Written task => From the entries below, report how many lines contain the string "باوی". Give only that number.

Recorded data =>
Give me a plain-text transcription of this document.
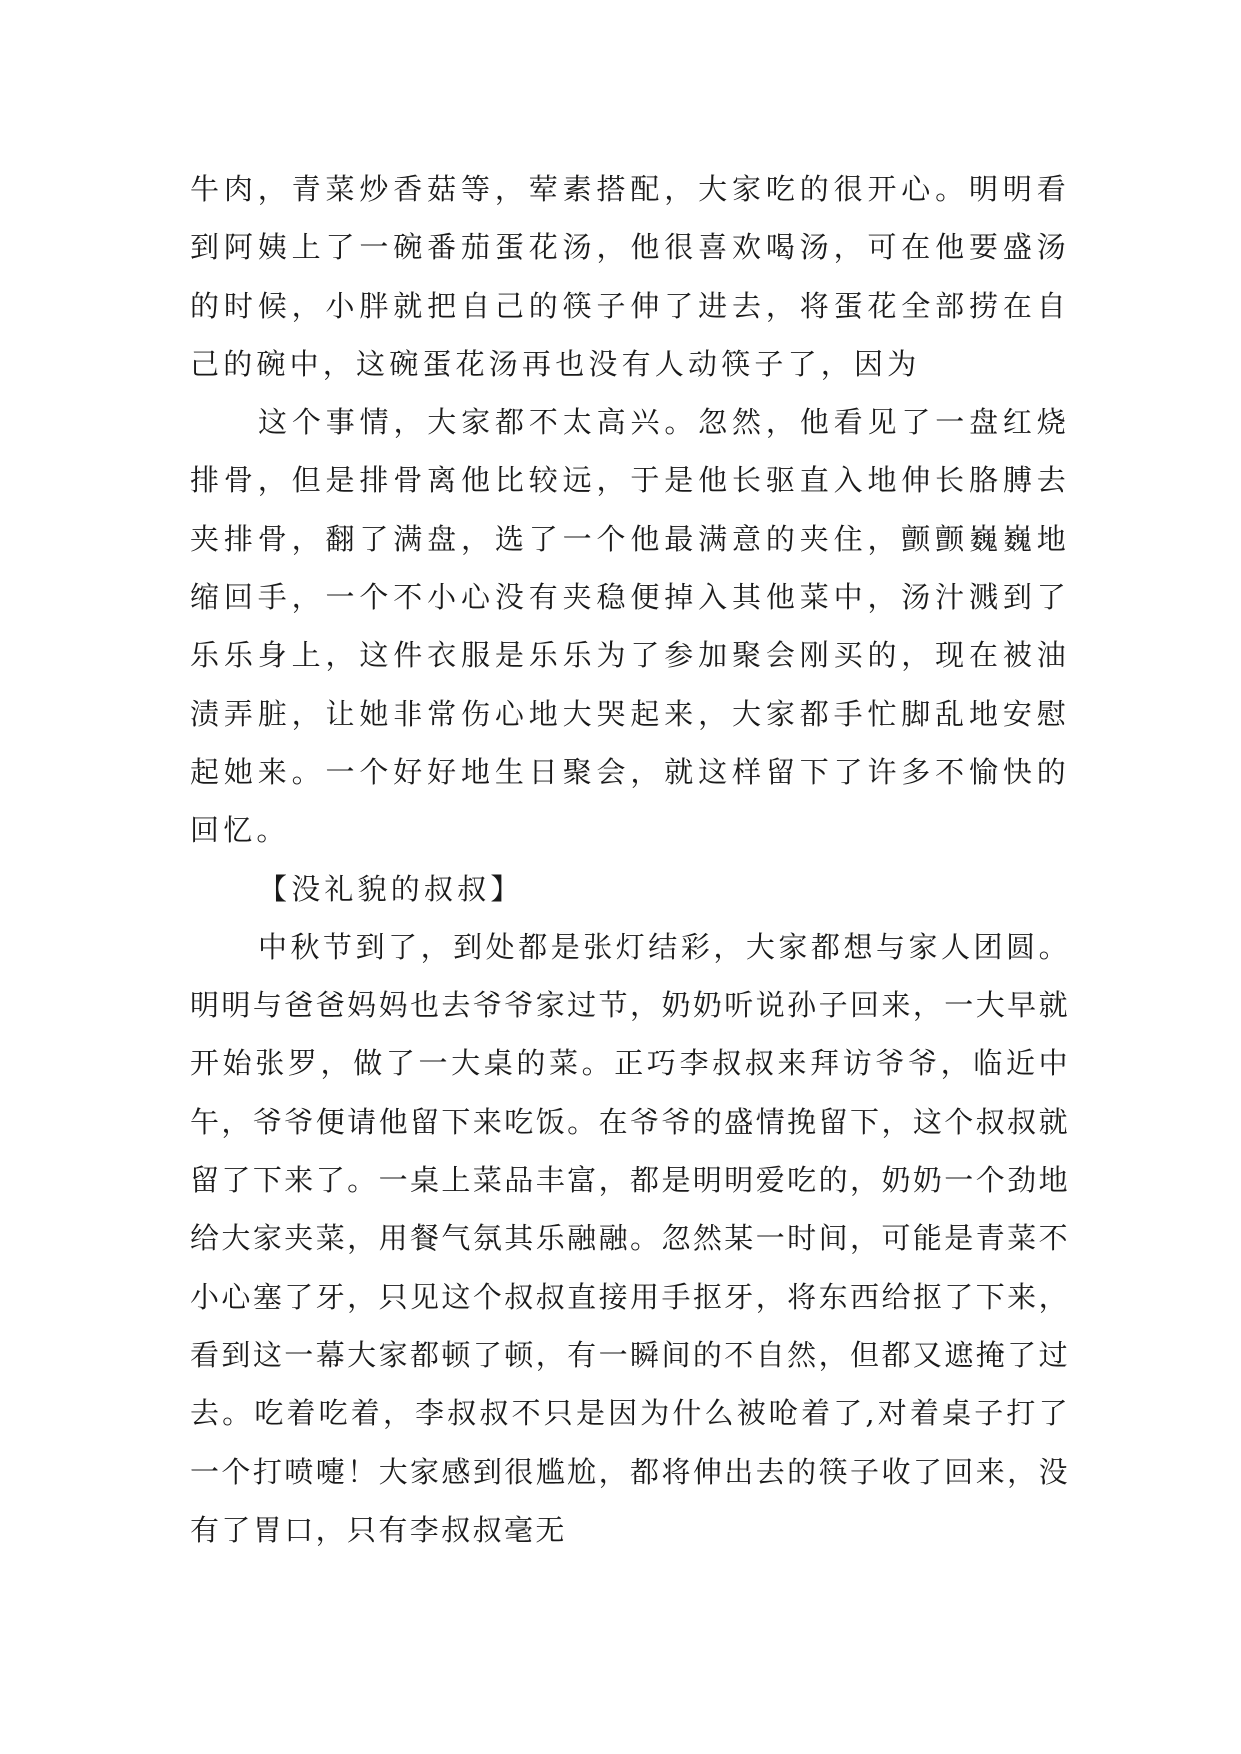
牛肉，青菜炒香菇等，荤素搭配，大家吃的很开心。明明看到阿姨上了一碗番茄蛋花汤，他很喜欢喝汤，可在他要盛汤的时候，小胖就把自己的筷子伸了进去，将蛋花全部捞在自己的碗中，这碗蛋花汤再也没有人动筷子了，因为

这个事情，大家都不太高兴。忽然，他看见了一盘红烧排骨，但是排骨离他比较远，于是他长驱直入地伸长胳膊去夹排骨，翻了满盘，选了一个他最满意的夹住，颤颤巍巍地缩回手，一个不小心没有夹稳便掉入其他菜中，汤汁溅到了乐乐身上，这件衣服是乐乐为了参加聚会刚买的，现在被油渍弄脏，让她非常伤心地大哭起来，大家都手忙脚乱地安慰起她来。一个好好地生日聚会，就这样留下了许多不愉快的回忆。

【没礼貌的叔叔】

中秋节到了，到处都是张灯结彩，大家都想与家人团圆。明明与爸爸妈妈也去爷爷家过节，奶奶听说孙子回来，一大早就开始张罗，做了一大桌的菜。正巧李叔叔来拜访爷爷，临近中午，爷爷便请他留下来吃饭。在爷爷的盛情挽留下，这个叔叔就留了下来了。一桌上菜品丰富，都是明明爱吃的，奶奶一个劲地给大家夹菜，用餐气氛其乐融融。忽然某一时间，可能是青菜不小心塞了牙，只见这个叔叔直接用手抠牙，将东西给抠了下来，看到这一幕大家都顿了顿，有一瞬间的不自然，但都又遮掩了过去。吃着吃着，李叔叔不只是因为什么被呛着了,对着桌子打了一个打喷嚏！大家感到很尴尬，都将伸出去的筷子收了回来，没有了胃口，只有李叔叔毫无
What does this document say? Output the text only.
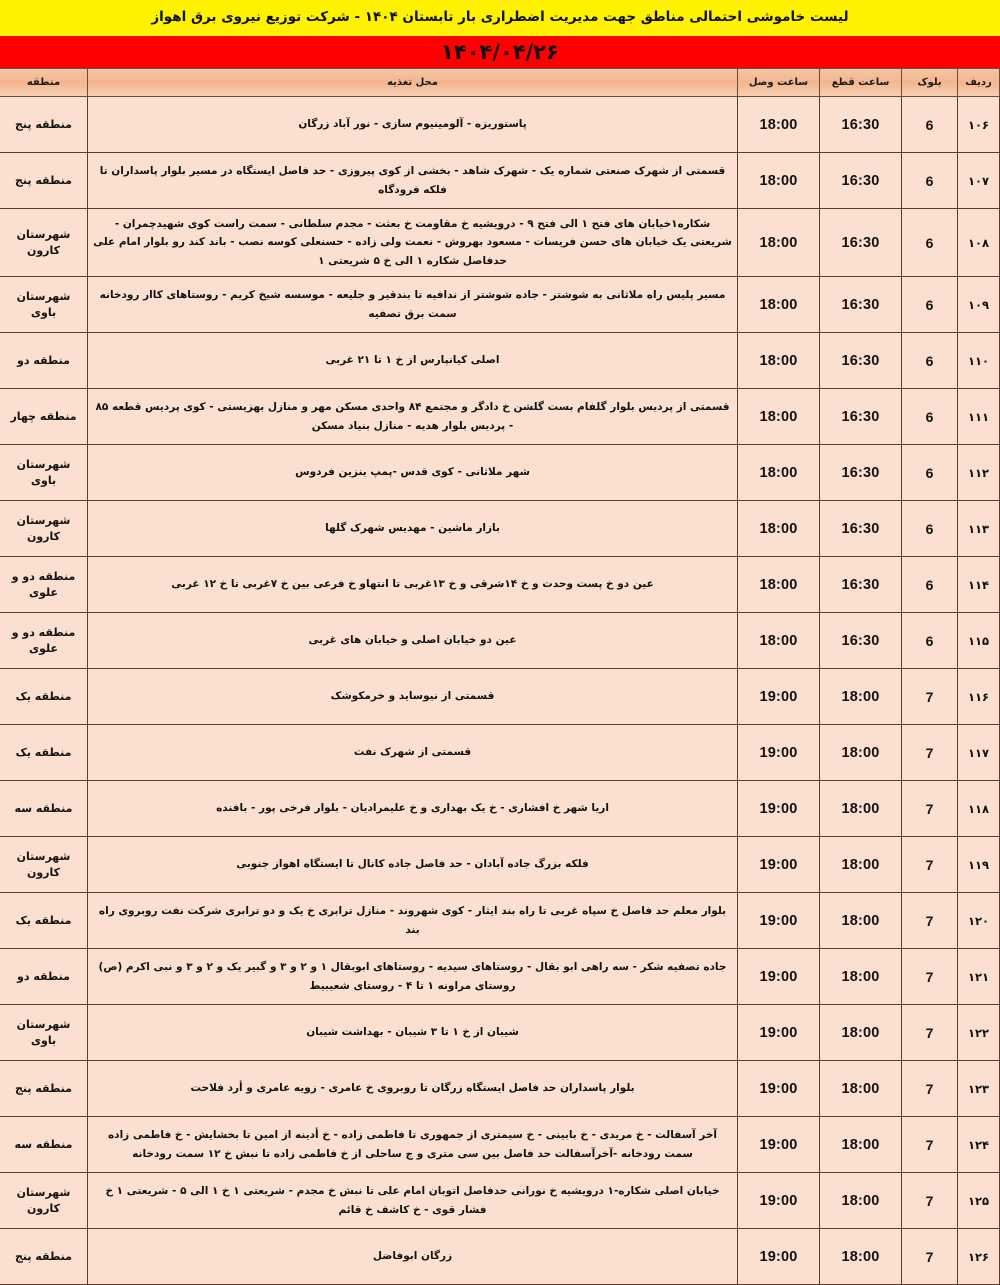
لیست خاموشی احتمالی مناطق جهت مدیریت اضطراری بار تابستان ۱۴۰۴ - شرکت توزیع نیروی برق اهواز
۱۴۰۴/۰۴/۲۶
ردیف	بلوک	ساعت قطع	ساعت وصل	محل تغذیه	منطقه
۱۰۶	6	16:30	18:00	پاستوریزه - آلومینیوم سازی - نور آباد زرگان	منطقه پنج
۱۰۷	6	16:30	18:00	قسمتی از شهرک صنعتی شماره یک - شهرک شاهد - بخشی از کوی پیروزی - حد فاصل ایستگاه در مسیر بلوار پاسداران تا فلکه فرودگاه	منطقه پنج
۱۰۸	6	16:30	18:00	شکاره۱خیابان های فتح ۱ الی فتح ۹ - درویشیه خ مقاومت خ بعثت - مجدم سلطانی - سمت راست کوی شهیدچمران - شریعتی یک خیابان های حسن فریسات - مسعود بهروش - نعمت ولی زاده - حسنعلی کوسه نصب - باند کند رو بلوار امام علی حدفاصل شکاره ۱ الی خ ۵ شریعتی ۱	شهرستان کارون
۱۰۹	6	16:30	18:00	مسیر پلیس راه ملاثانی به شوشتر - جاده شوشتر از ندافیه تا بندقیر و جلیعه - موسسه شیخ کریم - روستاهای کاار رودخانه سمت برق تصفیه	شهرستان باوی
۱۱۰	6	16:30	18:00	اصلی کیانپارس از خ ۱ تا ۲۱ غربی	منطقه دو
۱۱۱	6	16:30	18:00	قسمتی از پردیس بلوار گلفام بست گلشن خ دادگر و مجتمع ۸۴ واحدی مسکن مهر و منازل بهزیستی - کوی پردیس قطعه ۸۵ - پردیس بلوار هدیه - منازل بنیاد مسکن	منطقه چهار
۱۱۲	6	16:30	18:00	شهر ملاثانی - کوی قدس -پمپ بنزین فردوس	شهرستان باوی
۱۱۳	6	16:30	18:00	بازار ماشین - مهدیس شهرک گلها	شهرستان کارون
۱۱۴	6	16:30	18:00	عین دو خ پست وحدت و خ ۱۴شرقی و خ ۱۳غربی تا انتهاو خ فرعی بین خ ۷غربی تا خ ۱۲ غربی	منطقه دو و علوی
۱۱۵	6	16:30	18:00	عین دو خیابان اصلی و خیابان های غربی	منطقه دو و علوی
۱۱۶	7	18:00	19:00	قسمتی از نیوساید و خرمکوشک	منطقه یک
۱۱۷	7	18:00	19:00	قسمتی از شهرک نفت	منطقه یک
۱۱۸	7	18:00	19:00	اریا شهر خ افشاری - خ یک بهداری و خ علیمرادیان - بلوار فرخی پور - بافنده	منطقه سه
۱۱۹	7	18:00	19:00	فلکه بزرگ جاده آبادان - حد فاصل جاده کانال تا ایستگاه اهواز جنوبی	شهرستان کارون
۱۲۰	7	18:00	19:00	بلوار معلم حد فاصل خ سپاه غربی تا راه بند ایثار - کوی شهروند - منازل ترابری خ یک و دو ترابری شرکت نفت روبروی راه بند	منطقه یک
۱۲۱	7	18:00	19:00	جاده تصفیه شکر - سه راهی ابو بقال - روستاهای سیدیه - روستاهای ابوبقال ۱ و ۲ و ۳ و گبیر یک و ۲ و ۳ و نبی اکرم (ص) روستای مراونه ۱ تا ۴ - روستای شعیبیط	منطقه دو
۱۲۲	7	18:00	19:00	شیبان از خ ۱ تا ۳ شیبان - بهداشت شیبان	شهرستان باوی
۱۲۳	7	18:00	19:00	بلوار پاسداران حد فاصل ایستگاه زرگان تا روبروی خ عامری - زویه عامری و أرد فلاحت	منطقه پنج
۱۲۴	7	18:00	19:00	آخر آسفالت - خ مریدی - خ بابینی - خ سیمتری از جمهوری تا فاطمی زاده - خ أدینه از امین تا بخشایش - خ فاطمی زاده سمت رودخانه -آخرآسفالت حد فاصل بین سی متری و ج ساحلی از خ فاطمی زاده تا نبش خ ۱۲ سمت رودخانه	منطقه سه
۱۲۵	7	18:00	19:00	خیابان اصلی شکاره-۱ درویشیه خ نورانی حدفاصل اتوبان امام علی تا نبش خ مجدم - شریعتی ۱ خ ۱ الی ۵ - شریعتی ۱ خ فشار قوی - خ کاشف خ قائم	شهرستان کارون
۱۲۶	7	18:00	19:00	زرگان ابوفاضل	منطقه پنج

Solution to the exercise => 3